Report how many lines in the records below contain the word "color". Give only the number.
***** Dataset records *****
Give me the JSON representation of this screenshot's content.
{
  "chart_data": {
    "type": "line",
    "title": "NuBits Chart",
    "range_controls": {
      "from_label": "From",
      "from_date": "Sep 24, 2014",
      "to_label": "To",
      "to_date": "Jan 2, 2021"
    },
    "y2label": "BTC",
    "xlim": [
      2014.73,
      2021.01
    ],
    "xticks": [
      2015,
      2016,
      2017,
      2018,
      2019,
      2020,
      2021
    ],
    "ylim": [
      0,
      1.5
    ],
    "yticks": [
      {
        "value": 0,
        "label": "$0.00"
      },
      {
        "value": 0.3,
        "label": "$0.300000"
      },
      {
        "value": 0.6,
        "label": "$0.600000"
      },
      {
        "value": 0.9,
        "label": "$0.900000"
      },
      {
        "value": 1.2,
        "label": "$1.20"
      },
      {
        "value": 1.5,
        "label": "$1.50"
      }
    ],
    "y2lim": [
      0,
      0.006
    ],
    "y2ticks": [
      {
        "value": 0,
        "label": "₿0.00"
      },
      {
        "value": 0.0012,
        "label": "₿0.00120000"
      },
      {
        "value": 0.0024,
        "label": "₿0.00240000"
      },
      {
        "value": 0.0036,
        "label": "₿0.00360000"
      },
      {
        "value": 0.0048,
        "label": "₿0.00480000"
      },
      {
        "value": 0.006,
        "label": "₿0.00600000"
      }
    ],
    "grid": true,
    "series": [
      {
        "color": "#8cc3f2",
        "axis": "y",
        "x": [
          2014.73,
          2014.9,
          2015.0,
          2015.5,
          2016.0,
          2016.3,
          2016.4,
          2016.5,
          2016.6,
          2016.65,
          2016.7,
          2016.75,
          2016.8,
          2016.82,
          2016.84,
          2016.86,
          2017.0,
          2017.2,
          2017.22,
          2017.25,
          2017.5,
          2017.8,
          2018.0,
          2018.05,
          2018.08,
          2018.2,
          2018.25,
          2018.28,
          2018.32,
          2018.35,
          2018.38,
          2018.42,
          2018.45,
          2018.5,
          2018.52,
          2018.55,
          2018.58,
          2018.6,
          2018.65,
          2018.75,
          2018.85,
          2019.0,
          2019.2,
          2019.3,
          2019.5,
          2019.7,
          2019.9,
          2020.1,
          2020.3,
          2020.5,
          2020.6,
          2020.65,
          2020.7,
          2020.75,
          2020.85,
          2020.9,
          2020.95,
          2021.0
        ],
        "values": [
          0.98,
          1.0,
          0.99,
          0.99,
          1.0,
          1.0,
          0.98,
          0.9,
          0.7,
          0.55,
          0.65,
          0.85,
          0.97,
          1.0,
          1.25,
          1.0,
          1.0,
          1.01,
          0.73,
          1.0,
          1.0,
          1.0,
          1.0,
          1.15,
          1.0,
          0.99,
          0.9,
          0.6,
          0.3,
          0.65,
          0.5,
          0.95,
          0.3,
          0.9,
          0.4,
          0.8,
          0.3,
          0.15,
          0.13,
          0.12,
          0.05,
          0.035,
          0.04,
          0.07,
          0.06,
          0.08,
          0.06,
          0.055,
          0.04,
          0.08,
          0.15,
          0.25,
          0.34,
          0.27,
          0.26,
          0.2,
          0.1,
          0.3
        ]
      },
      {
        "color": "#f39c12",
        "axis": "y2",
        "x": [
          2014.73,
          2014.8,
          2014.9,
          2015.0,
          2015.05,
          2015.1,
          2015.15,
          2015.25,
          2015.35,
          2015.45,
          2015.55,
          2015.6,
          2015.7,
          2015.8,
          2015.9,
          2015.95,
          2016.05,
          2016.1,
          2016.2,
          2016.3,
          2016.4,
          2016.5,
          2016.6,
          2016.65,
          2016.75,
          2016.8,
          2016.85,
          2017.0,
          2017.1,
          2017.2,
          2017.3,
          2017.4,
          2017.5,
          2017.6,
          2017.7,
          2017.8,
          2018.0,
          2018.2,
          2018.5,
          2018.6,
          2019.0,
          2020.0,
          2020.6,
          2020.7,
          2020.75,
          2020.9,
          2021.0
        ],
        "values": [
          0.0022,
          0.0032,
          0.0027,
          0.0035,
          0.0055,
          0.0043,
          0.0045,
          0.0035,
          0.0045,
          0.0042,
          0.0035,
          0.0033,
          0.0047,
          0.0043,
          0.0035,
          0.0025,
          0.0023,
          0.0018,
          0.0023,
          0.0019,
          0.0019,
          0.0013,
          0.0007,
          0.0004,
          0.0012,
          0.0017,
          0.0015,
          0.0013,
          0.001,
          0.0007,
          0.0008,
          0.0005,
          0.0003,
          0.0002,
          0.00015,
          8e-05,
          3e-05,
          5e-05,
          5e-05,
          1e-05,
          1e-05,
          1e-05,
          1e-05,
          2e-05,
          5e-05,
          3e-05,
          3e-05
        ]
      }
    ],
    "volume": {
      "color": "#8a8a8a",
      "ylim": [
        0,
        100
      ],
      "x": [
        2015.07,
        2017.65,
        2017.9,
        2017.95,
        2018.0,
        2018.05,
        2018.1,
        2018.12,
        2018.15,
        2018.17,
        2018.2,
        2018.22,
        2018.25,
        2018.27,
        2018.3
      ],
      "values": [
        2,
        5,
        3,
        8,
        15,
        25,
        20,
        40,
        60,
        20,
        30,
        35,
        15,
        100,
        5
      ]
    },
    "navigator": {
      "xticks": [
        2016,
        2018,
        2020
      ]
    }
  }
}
*****
### Result for this task
3